* _Raw records_:

= = = = = = =

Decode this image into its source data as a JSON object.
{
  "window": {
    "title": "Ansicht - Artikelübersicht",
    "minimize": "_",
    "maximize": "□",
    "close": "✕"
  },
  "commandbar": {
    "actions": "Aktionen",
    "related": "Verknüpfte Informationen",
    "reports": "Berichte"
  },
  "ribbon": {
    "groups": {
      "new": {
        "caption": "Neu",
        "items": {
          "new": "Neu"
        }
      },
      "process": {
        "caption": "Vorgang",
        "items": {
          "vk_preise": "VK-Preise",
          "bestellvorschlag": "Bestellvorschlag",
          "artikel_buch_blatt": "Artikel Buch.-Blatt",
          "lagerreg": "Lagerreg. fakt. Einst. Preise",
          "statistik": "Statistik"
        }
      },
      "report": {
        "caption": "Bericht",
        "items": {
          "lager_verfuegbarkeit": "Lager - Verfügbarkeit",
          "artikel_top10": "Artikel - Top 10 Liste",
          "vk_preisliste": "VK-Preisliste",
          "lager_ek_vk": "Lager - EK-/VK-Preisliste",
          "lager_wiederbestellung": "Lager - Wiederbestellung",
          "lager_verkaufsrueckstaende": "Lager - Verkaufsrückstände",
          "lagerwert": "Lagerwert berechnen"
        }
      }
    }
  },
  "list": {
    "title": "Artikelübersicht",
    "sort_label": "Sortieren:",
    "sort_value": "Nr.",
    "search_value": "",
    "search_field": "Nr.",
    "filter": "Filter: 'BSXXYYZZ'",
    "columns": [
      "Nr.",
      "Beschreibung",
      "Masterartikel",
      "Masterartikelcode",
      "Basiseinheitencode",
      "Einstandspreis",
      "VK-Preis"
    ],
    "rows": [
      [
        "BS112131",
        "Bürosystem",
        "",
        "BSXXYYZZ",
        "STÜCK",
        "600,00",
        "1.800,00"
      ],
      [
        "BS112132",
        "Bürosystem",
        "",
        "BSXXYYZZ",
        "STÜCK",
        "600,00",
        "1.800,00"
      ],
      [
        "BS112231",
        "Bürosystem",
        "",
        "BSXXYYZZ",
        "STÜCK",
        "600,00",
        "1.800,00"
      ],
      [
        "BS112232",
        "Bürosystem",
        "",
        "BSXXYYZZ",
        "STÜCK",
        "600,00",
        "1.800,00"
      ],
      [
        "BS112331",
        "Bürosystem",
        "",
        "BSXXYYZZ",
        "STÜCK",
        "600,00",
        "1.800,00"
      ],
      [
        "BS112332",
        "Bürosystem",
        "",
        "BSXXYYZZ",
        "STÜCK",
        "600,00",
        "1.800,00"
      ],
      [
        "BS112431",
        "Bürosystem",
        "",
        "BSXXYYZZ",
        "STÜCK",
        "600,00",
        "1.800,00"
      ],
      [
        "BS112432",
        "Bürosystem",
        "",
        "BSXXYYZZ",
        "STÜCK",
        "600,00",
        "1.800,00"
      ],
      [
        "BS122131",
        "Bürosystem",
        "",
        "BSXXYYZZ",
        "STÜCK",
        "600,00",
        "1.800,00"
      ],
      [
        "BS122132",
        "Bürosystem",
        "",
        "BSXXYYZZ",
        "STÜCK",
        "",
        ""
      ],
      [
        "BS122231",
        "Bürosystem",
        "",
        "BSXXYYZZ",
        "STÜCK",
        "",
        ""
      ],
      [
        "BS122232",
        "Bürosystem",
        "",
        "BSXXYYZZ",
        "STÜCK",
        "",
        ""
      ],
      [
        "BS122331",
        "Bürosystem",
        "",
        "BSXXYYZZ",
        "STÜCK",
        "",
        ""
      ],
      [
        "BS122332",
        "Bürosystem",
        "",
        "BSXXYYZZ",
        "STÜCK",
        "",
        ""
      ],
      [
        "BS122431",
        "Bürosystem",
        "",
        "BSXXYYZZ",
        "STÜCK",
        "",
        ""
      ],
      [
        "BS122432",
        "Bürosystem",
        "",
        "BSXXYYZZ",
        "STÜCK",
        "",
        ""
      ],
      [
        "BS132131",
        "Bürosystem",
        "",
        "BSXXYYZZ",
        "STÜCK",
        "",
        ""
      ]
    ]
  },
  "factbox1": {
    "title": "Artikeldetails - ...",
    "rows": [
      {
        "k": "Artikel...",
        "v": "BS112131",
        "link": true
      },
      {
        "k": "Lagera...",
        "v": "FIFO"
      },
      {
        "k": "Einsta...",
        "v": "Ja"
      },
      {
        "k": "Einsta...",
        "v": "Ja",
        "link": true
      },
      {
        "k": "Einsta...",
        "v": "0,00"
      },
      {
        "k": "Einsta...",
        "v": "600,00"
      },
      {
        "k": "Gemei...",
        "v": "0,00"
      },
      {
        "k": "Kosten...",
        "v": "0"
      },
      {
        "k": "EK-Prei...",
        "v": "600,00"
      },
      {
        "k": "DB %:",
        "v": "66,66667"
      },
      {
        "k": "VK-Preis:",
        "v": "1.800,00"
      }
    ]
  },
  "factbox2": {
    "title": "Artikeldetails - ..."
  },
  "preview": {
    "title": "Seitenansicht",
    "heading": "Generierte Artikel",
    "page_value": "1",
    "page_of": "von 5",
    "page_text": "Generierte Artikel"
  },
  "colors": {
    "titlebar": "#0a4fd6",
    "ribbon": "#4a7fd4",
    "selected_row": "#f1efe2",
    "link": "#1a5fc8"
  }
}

= = = = = = =

* _Task prompt_:
Pick out every line with the string "Artikeldetails" and copy it.

* _Solution to this exercise_:
    "title": "Artikeldetails - ...",
    "title": "Artikeldetails - ..."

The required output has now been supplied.